__Directive__.
Lines that contain the string "Bienvenue" are to be copied; leave out all others.

··· Records to process

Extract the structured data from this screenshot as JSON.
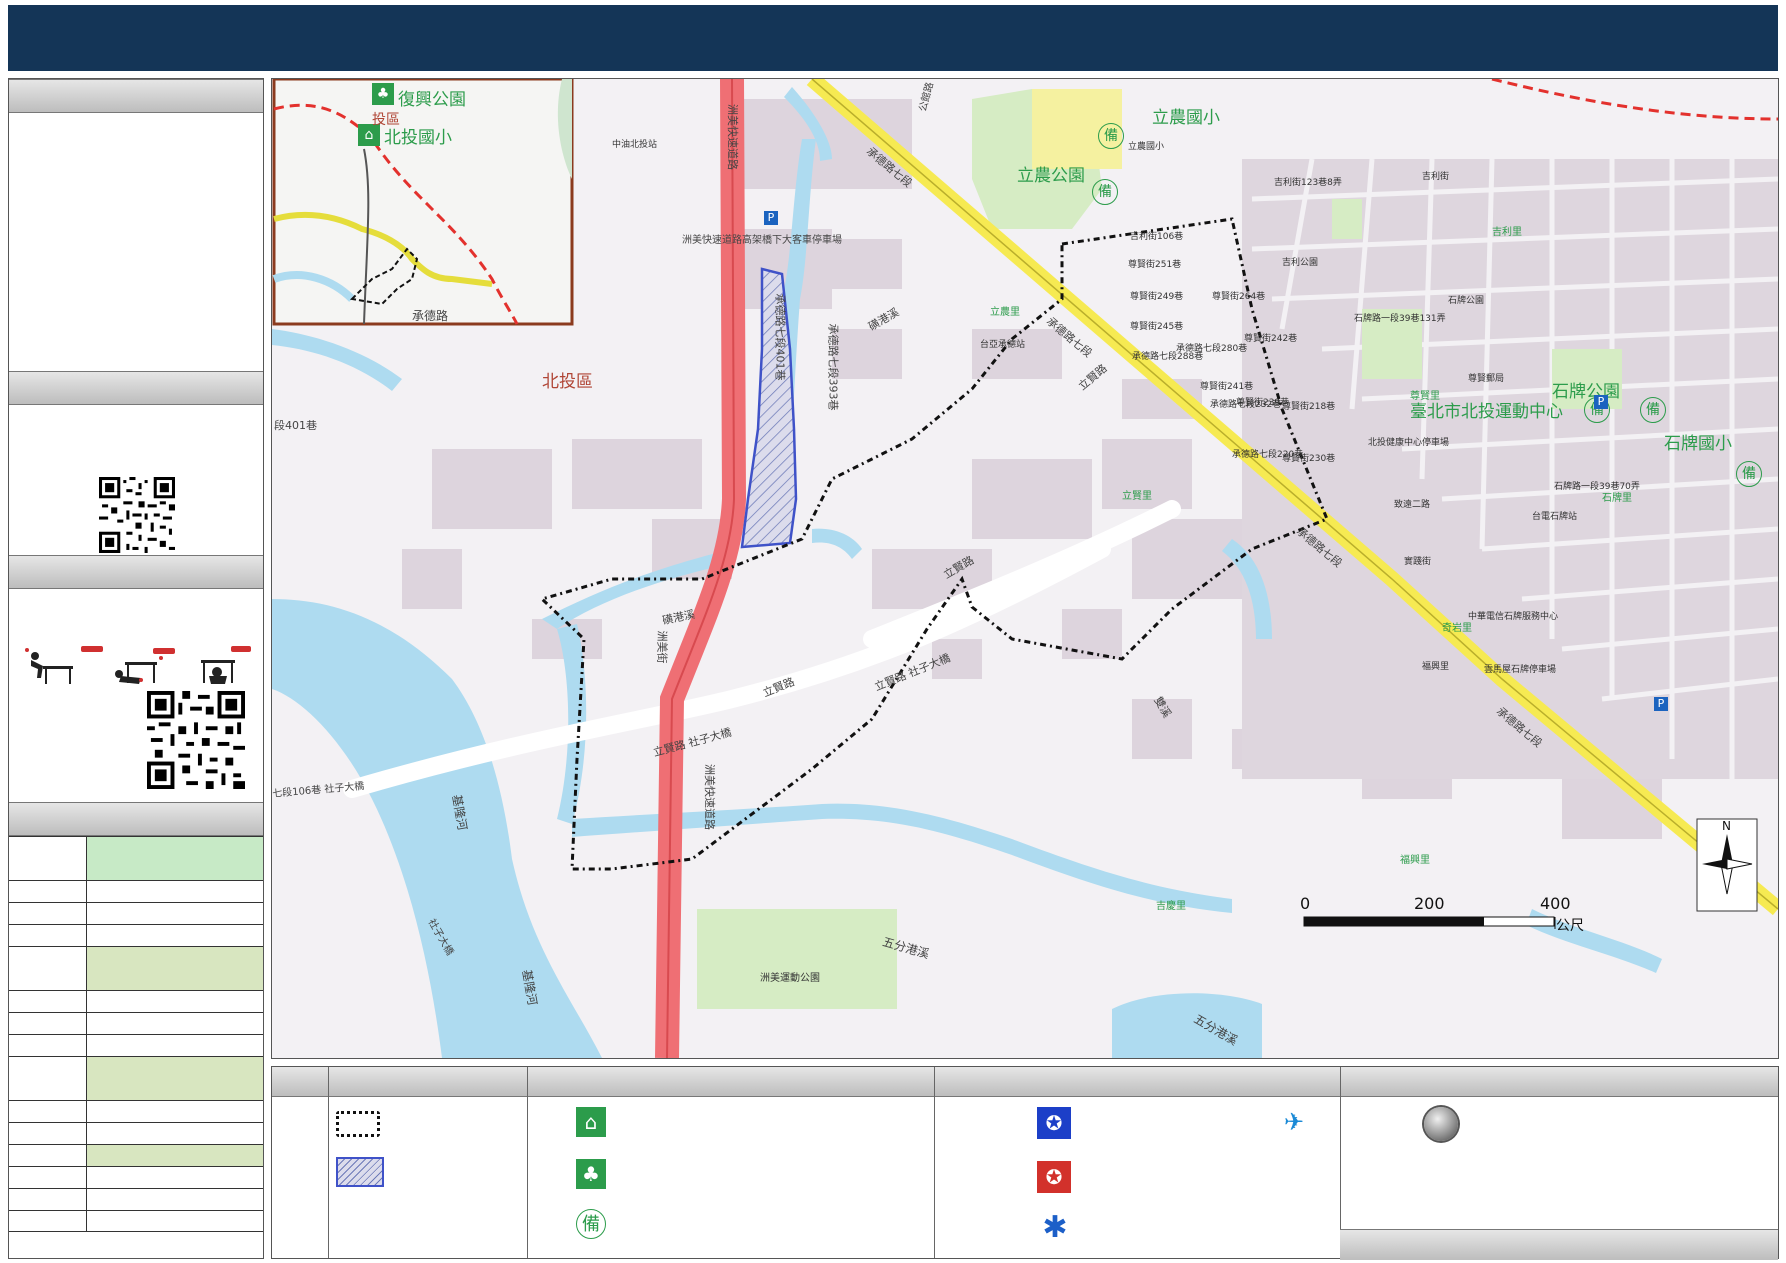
{
  "map": {
    "district": "北投區",
    "inset_labels": {
      "park": "復興公園",
      "school": "北投國小",
      "road": "承德路",
      "fragment": "投區"
    },
    "places": {
      "lishong_elem": "立農國小",
      "lishong_park": "立農公園",
      "shipai_park": "石牌公園",
      "shipai_elem": "石牌國小",
      "sports_center": "臺北市北投運動中心",
      "zhoumei_park": "洲美運動公園",
      "lixian_li": "立賢里",
      "linong_li": "立農里",
      "jiqing_li": "吉慶里",
      "fuxing_li": "福興里",
      "jili_li": "吉利里",
      "zunxian_li": "尊賢里",
      "shipai_li": "石牌里",
      "jingxian_li": "奇岩里"
    },
    "roads": {
      "chengde": "承德路七段",
      "lixian": "立賢路",
      "lixian_bridge": "立賢路 社子大橋",
      "zhoumei_expwy": "洲美快速道路",
      "zhoumei_st": "洲美街",
      "zhoumei_bridge_text": "洲美快速道路高架橋下大客車停車場",
      "lane401": "承德路七段401巷",
      "lane393": "承德路七段393巷",
      "alley": "段401巷",
      "lane106": "七段106巷 社子大橋",
      "xiangang": "磺港溪",
      "wufen": "五分港溪",
      "keelung": "基隆河",
      "shezi": "社子大橋",
      "shuangxi": "雙溪",
      "gongguan": "公館路",
      "lane": "承德路七段401巷",
      "xian_st": "立賢路"
    },
    "small_labels": [
      "中油北投站",
      "立農國小",
      "吉利街106巷",
      "尊賢街251巷",
      "尊賢街249巷",
      "尊賢街245巷",
      "承德路七段288巷",
      "承德路七段280巷",
      "尊賢街264巷",
      "尊賢街242巷",
      "尊賢街241巷",
      "尊賢街239巷",
      "承德路七段232巷",
      "承德路七段220巷",
      "尊賢街230巷",
      "尊賢街218巷",
      "石牌路一段39巷131弄",
      "致遠二路",
      "實踐街",
      "吉利街",
      "石牌路一段39巷70弄",
      "吉利街123巷8弄",
      "吉利公園",
      "尊賢郵局",
      "台亞承德站",
      "北投健康中心停車場",
      "福興里",
      "石牌公園",
      "台電石牌站",
      "中華電信石牌服務中心",
      "雲馬屋石牌停車場"
    ],
    "scale": {
      "zero": "0",
      "mid": "200",
      "max": "400",
      "unit": "公尺"
    },
    "north": "N"
  },
  "legend_icons": [
    "evacuation-shelter",
    "evacuation-park",
    "standby-icon",
    "police",
    "fire",
    "ambulance",
    "helicopter",
    "circle-point"
  ],
  "colors": {
    "header": "#143557",
    "water": "#aedbf0",
    "expressway": "#ef6f74",
    "primary_road": "#f6ea52",
    "green": "#d6ecc4",
    "boundary": "#111111",
    "district_line": "#e3312d"
  }
}
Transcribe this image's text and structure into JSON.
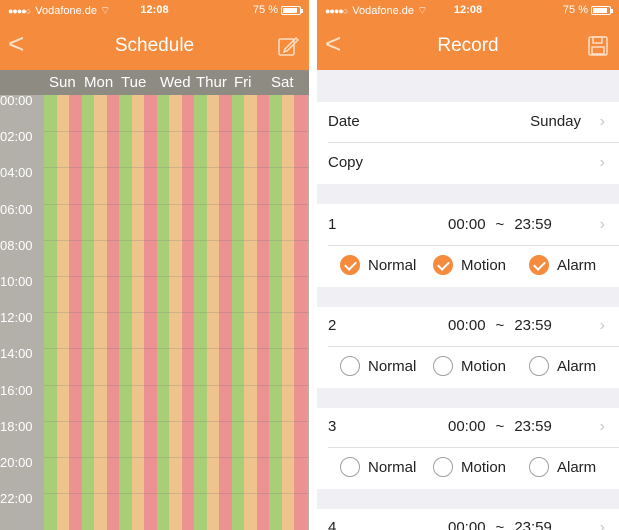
{
  "status": {
    "carrier": "Vodafone.de",
    "time": "12:08",
    "battery": "75 %"
  },
  "schedule": {
    "back": "<",
    "title": "Schedule",
    "edit_icon": "edit-icon",
    "days": [
      "Sun",
      "Mon",
      "Tue",
      "Wed",
      "Thur",
      "Fri",
      "Sat"
    ],
    "times": [
      "00:00",
      "02:00",
      "04:00",
      "06:00",
      "08:00",
      "10:00",
      "12:00",
      "14:00",
      "16:00",
      "18:00",
      "20:00",
      "22:00"
    ],
    "stripe_colors": {
      "normal": "#a8cf78",
      "motion": "#efc38c",
      "alarm": "#ec9292",
      "header": "#8e8c82",
      "time": "#b2b0a8"
    }
  },
  "record": {
    "back": "<",
    "title": "Record",
    "save_icon": "save-icon",
    "date_label": "Date",
    "date_value": "Sunday",
    "copy_label": "Copy",
    "tilde": "~",
    "slots": [
      {
        "index": "1",
        "start": "00:00",
        "end": "23:59",
        "normal": "Normal",
        "motion": "Motion",
        "alarm": "Alarm",
        "checked": true
      },
      {
        "index": "2",
        "start": "00:00",
        "end": "23:59",
        "normal": "Normal",
        "motion": "Motion",
        "alarm": "Alarm",
        "checked": false
      },
      {
        "index": "3",
        "start": "00:00",
        "end": "23:59",
        "normal": "Normal",
        "motion": "Motion",
        "alarm": "Alarm",
        "checked": false
      },
      {
        "index": "4",
        "start": "00:00",
        "end": "23:59"
      }
    ],
    "accent": "#f58b3c"
  }
}
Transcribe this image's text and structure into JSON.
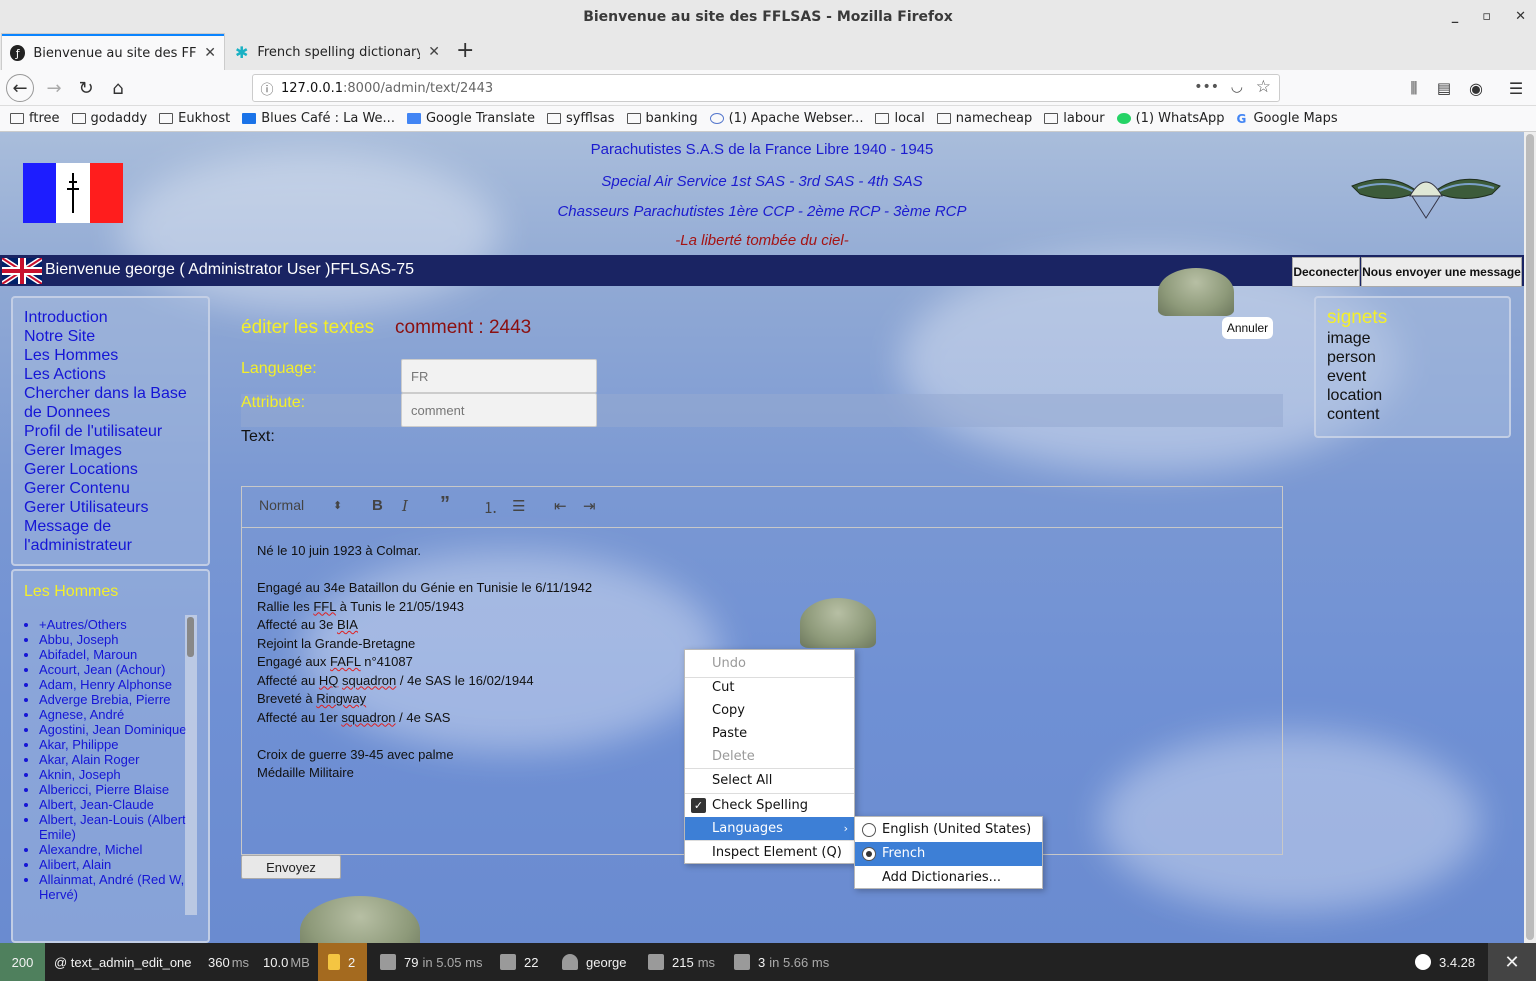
{
  "window": {
    "title": "Bienvenue au site des FFLSAS - Mozilla Firefox",
    "controls": [
      "_",
      "▫",
      "✕"
    ]
  },
  "tabs": [
    {
      "label": "Bienvenue au site des FFLS",
      "icon": "symfony-icon"
    },
    {
      "label": "French spelling dictionary -",
      "icon": "addon-icon"
    }
  ],
  "nav": {
    "url_host": "127.0.0.1",
    "url_rest": ":8000/admin/text/2443"
  },
  "bookmarks": [
    "ftree",
    "godaddy",
    "Eukhost",
    "Blues Café : La We...",
    "Google Translate",
    "syfflsas",
    "banking",
    "(1) Apache Webser...",
    "local",
    "namecheap",
    "labour",
    "(1) WhatsApp",
    "Google Maps"
  ],
  "header": {
    "line1": "Parachutistes S.A.S de la France Libre 1940 - 1945",
    "line2": "Special Air Service 1st SAS - 3rd SAS - 4th SAS",
    "line3": "Chasseurs Parachutistes 1ère CCP - 2ème RCP - 3ème RCP",
    "line4": "-La liberté tombée du ciel-"
  },
  "welcome": {
    "text": "Bienvenue george ( Administrator User )FFLSAS-75",
    "logout": "Deconecter",
    "message": "Nous envoyer une message"
  },
  "leftmenu": [
    "Introduction",
    "Notre Site",
    "Les Hommes",
    "Les Actions",
    "Chercher dans la Base de Donnees",
    "Profil de l'utilisateur",
    "Gerer Images",
    "Gerer Locations",
    "Gerer Contenu",
    "Gerer Utilisateurs",
    "Message de l'administrateur"
  ],
  "hommes": {
    "title": "Les Hommes",
    "items": [
      "+Autres/Others",
      "Abbu, Joseph",
      "Abifadel, Maroun",
      "Acourt, Jean (Achour)",
      "Adam, Henry Alphonse",
      "Adverge Brebia, Pierre",
      "Agnese, André",
      "Agostini, Jean Dominique",
      "Akar, Philippe",
      "Akar, Alain Roger",
      "Aknin, Joseph",
      "Albericci, Pierre Blaise",
      "Albert, Jean-Claude",
      "Albert, Jean-Louis (Albert Emile)",
      "Alexandre, Michel",
      "Alibert, Alain",
      "Allainmat, André (Red W, Hervé)"
    ]
  },
  "signets": {
    "title": "signets",
    "items": [
      "image",
      "person",
      "event",
      "location",
      "content"
    ]
  },
  "form": {
    "title": "éditer les textes",
    "comment": "comment : 2443",
    "cancel": "Annuler",
    "language_label": "Language:",
    "language_value": "FR",
    "attribute_label": "Attribute:",
    "attribute_value": "comment",
    "text_label": "Text:",
    "submit": "Envoyez"
  },
  "editor": {
    "format": "Normal",
    "lines": [
      "Né le 10 juin 1923 à Colmar.",
      "",
      "Engagé au 34e Bataillon du Génie en Tunisie le 6/11/1942",
      "Rallie les FFL à Tunis le 21/05/1943",
      "Affecté au 3e BIA",
      "Rejoint la Grande-Bretagne",
      "Engagé aux FAFL n°41087",
      "Affecté au HQ squadron / 4e SAS le 16/02/1944",
      "Breveté à Ringway",
      "Affecté au 1er squadron / 4e SAS",
      "",
      "Croix de guerre 39-45 avec palme",
      "Médaille Militaire"
    ]
  },
  "context_menu": {
    "items": [
      "Undo",
      "Cut",
      "Copy",
      "Paste",
      "Delete",
      "Select All",
      "Check Spelling",
      "Languages",
      "Inspect Element (Q)"
    ],
    "submenu": [
      "English (United States)",
      "French",
      "Add Dictionaries..."
    ]
  },
  "sfbar": {
    "status": "200",
    "route": "@ text_admin_edit_one",
    "time": "360",
    "time_unit": "ms",
    "memory": "10.0",
    "memory_unit": "MB",
    "warnings": "2",
    "queries": "79",
    "queries_unit": "in 5.05 ms",
    "translations": "22",
    "user": "george",
    "render": "215",
    "render_unit": "ms",
    "cache": "3",
    "cache_unit": "in 5.66 ms",
    "version": "3.4.28"
  },
  "colors": {
    "accent": "#3d7fd6",
    "title_yellow": "#f4ef2a",
    "link_blue": "#1515d6",
    "welcome_bar": "#1a2463"
  }
}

······

__Final result__.
    "title": "Bienvenue au site des FFLSAS - Mozilla Firefox",
      "label": "Bienvenue au site des FFLS",
    "text": "Bienvenue george ( Administrator User )FFLSAS-75",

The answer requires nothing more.